== Data to use ==

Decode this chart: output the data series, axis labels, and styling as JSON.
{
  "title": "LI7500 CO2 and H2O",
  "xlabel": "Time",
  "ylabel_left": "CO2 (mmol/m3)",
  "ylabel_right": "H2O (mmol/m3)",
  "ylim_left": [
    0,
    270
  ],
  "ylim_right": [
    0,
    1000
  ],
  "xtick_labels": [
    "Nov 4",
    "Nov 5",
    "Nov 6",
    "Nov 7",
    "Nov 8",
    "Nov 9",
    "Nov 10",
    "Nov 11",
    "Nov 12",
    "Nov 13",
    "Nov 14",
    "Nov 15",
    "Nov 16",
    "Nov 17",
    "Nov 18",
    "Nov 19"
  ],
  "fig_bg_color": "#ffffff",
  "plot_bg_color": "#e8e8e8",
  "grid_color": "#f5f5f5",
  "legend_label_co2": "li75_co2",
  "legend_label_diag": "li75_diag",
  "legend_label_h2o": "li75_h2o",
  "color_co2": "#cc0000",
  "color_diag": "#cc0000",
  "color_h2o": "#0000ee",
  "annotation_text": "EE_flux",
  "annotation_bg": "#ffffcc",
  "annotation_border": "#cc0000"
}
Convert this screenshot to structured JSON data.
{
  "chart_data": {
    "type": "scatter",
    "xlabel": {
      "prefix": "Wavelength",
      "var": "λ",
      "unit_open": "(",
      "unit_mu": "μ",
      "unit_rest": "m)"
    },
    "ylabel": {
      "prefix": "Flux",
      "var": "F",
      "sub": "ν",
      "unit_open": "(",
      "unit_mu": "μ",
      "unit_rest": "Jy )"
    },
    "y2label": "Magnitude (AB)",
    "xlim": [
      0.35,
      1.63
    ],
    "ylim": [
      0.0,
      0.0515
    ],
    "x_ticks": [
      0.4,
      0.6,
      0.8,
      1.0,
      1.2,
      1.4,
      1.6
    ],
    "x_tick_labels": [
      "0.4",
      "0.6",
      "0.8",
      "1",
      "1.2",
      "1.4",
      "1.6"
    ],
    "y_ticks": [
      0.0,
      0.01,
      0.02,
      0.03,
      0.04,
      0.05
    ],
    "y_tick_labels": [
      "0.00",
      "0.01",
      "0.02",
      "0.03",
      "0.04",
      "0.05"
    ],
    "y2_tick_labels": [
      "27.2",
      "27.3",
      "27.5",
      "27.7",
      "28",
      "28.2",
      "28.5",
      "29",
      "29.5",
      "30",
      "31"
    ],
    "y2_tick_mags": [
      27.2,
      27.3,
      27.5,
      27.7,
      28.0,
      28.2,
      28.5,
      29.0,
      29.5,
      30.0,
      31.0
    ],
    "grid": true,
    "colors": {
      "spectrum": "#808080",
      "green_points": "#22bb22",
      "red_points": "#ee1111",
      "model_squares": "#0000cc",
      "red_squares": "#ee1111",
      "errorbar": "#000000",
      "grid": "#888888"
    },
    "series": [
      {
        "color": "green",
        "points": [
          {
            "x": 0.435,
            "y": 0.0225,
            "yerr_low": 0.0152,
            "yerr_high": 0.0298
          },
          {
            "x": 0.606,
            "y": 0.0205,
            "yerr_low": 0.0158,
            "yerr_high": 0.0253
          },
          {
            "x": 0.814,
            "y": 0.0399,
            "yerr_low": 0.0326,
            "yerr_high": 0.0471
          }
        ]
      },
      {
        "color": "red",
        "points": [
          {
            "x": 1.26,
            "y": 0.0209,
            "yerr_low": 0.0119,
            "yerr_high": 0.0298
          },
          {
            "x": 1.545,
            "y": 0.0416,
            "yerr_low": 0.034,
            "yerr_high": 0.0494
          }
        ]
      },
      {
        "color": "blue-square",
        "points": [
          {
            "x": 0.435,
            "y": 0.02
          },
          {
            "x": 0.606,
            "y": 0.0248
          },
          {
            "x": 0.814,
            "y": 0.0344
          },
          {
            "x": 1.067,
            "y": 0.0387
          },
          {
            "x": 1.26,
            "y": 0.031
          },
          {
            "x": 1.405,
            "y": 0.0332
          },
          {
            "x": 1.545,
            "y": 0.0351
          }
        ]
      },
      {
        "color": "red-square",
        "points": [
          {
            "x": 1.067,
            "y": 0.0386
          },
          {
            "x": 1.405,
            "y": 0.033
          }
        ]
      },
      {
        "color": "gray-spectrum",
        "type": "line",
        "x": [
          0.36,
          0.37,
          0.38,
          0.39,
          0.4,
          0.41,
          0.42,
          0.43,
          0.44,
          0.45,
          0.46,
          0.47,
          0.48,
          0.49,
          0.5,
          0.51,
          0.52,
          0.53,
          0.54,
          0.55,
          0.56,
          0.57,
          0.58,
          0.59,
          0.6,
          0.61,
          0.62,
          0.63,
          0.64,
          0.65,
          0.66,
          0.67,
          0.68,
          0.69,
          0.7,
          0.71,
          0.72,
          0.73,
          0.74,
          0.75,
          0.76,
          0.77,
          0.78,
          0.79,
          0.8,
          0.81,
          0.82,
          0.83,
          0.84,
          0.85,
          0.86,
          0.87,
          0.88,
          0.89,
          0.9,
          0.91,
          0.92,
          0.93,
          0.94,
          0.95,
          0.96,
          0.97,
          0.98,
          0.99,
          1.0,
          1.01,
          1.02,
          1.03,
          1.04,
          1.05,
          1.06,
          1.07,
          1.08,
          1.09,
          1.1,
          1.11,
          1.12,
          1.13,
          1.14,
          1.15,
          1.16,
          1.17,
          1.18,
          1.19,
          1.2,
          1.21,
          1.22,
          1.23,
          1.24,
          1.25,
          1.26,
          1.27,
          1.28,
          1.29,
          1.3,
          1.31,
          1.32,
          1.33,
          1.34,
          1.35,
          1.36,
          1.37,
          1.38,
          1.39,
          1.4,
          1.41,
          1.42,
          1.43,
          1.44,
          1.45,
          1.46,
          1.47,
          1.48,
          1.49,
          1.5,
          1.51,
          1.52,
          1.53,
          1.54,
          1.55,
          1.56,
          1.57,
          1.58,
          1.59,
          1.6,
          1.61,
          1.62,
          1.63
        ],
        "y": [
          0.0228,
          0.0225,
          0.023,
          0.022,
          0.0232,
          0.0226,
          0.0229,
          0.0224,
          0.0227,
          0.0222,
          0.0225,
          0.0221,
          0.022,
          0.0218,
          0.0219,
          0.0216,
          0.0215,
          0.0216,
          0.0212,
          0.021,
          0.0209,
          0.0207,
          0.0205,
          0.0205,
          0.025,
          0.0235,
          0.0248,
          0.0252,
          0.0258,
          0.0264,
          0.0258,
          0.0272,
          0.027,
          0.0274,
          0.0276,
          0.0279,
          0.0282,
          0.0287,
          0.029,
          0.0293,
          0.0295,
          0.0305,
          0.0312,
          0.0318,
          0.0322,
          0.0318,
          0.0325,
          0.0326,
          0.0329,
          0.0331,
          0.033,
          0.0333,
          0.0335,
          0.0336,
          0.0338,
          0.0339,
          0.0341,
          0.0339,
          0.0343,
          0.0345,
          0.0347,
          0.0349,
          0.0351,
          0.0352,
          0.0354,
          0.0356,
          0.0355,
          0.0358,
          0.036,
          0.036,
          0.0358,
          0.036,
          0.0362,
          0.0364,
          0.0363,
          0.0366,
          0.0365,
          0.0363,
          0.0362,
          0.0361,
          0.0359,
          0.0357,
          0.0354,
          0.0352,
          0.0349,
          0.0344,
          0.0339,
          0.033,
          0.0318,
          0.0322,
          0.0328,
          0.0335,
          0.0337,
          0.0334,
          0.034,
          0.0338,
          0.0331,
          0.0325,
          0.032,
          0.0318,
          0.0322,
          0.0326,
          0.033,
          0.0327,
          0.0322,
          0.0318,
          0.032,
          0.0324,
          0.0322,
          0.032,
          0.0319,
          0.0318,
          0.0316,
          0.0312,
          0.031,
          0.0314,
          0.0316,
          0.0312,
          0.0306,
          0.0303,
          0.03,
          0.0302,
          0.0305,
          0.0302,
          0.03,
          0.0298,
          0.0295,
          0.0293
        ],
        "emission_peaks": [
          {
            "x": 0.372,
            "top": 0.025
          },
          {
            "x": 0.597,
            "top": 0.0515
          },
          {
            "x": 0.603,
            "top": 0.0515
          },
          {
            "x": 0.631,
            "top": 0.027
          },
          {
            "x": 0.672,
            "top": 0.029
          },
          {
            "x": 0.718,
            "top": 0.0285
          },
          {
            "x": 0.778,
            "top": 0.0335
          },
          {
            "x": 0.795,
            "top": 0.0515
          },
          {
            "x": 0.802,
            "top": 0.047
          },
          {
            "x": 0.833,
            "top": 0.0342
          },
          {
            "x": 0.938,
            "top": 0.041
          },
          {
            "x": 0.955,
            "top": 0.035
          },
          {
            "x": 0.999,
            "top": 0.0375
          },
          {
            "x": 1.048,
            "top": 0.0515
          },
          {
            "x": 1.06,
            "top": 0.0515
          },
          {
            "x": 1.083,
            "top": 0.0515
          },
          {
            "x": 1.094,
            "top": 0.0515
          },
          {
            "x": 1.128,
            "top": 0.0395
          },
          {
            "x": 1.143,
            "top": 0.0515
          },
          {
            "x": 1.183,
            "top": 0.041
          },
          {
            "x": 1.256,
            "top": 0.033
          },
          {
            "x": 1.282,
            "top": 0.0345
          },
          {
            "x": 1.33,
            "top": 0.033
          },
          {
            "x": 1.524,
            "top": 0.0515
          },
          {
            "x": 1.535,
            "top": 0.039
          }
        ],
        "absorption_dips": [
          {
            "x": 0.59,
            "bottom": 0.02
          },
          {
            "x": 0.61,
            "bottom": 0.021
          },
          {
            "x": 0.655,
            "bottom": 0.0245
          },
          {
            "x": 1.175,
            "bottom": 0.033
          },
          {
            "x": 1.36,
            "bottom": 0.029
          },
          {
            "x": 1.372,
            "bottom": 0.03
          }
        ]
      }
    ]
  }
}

== Problem requirements ==
Look through the entries above and report each line where the string "spectrum" occurs.

== Solution to this problem ==
      "spectrum": "#808080",
        "color": "gray-spectrum",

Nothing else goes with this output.